Will you extract the entries word for word? Images should not appear in the copy.

▶

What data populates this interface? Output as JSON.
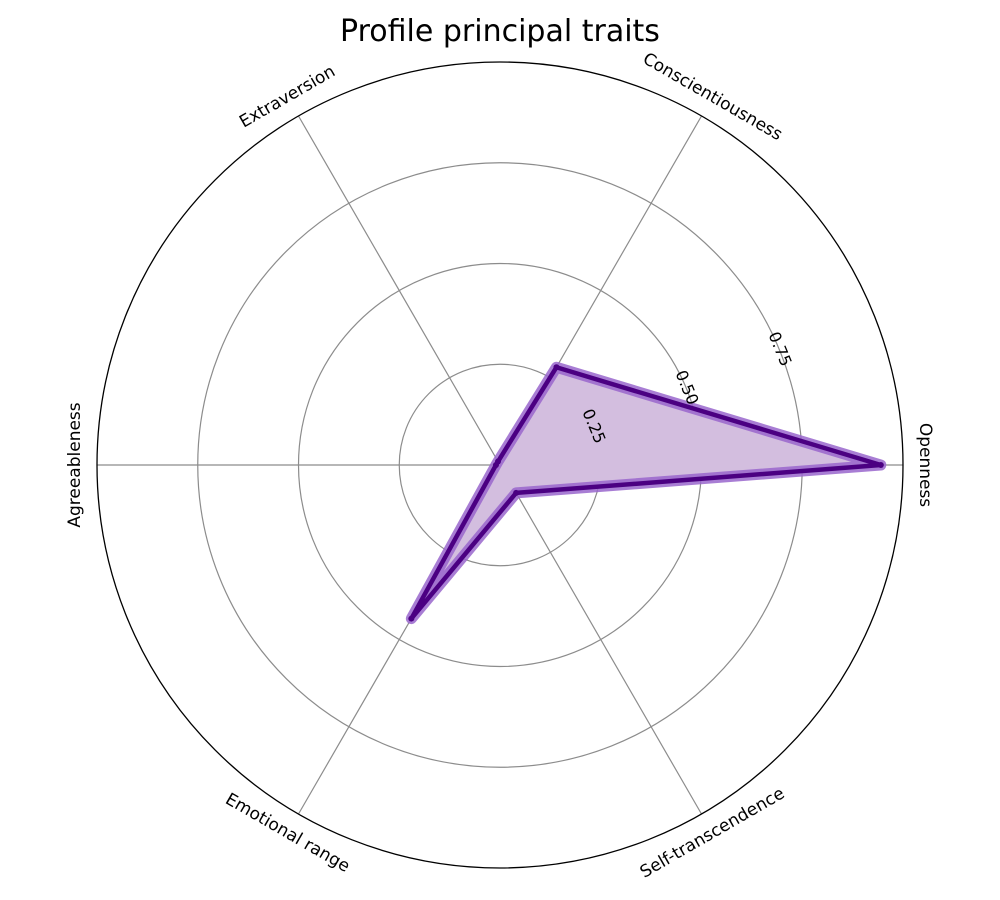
{
  "chart_data": {
    "type": "radar",
    "title": "Profile principal traits",
    "categories": [
      "Openness",
      "Conscientiousness",
      "Extraversion",
      "Agreeableness",
      "Emotional range",
      "Self-transcendence"
    ],
    "values": [
      0.945,
      0.28,
      0.01,
      0.01,
      0.44,
      0.08
    ],
    "rlim": [
      0,
      1
    ],
    "radial_ticks": [
      0.25,
      0.5,
      0.75
    ],
    "radial_tick_labels": [
      "0.25",
      "0.50",
      "0.75"
    ],
    "grid": true,
    "colors": {
      "line": "#4b0082",
      "line_glow": "#9966cc",
      "fill": "#d3bedf",
      "grid": "#8c8c8c",
      "outer_frame": "#000000"
    }
  }
}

◀

- Solution to this exercise
What data populates this interface? Output as JSON.
{
  "chart_data": {
    "type": "radar",
    "title": "Profile principal traits",
    "categories": [
      "Openness",
      "Conscientiousness",
      "Extraversion",
      "Agreeableness",
      "Emotional range",
      "Self-transcendence"
    ],
    "values": [
      0.945,
      0.28,
      0.01,
      0.01,
      0.44,
      0.08
    ],
    "rlim": [
      0,
      1
    ],
    "radial_ticks": [
      0.25,
      0.5,
      0.75
    ],
    "radial_tick_labels": [
      "0.25",
      "0.50",
      "0.75"
    ],
    "grid": true,
    "colors": {
      "line": "#4b0082",
      "line_glow": "#9966cc",
      "fill": "#d3bedf",
      "grid": "#8c8c8c",
      "outer_frame": "#000000"
    }
  }
}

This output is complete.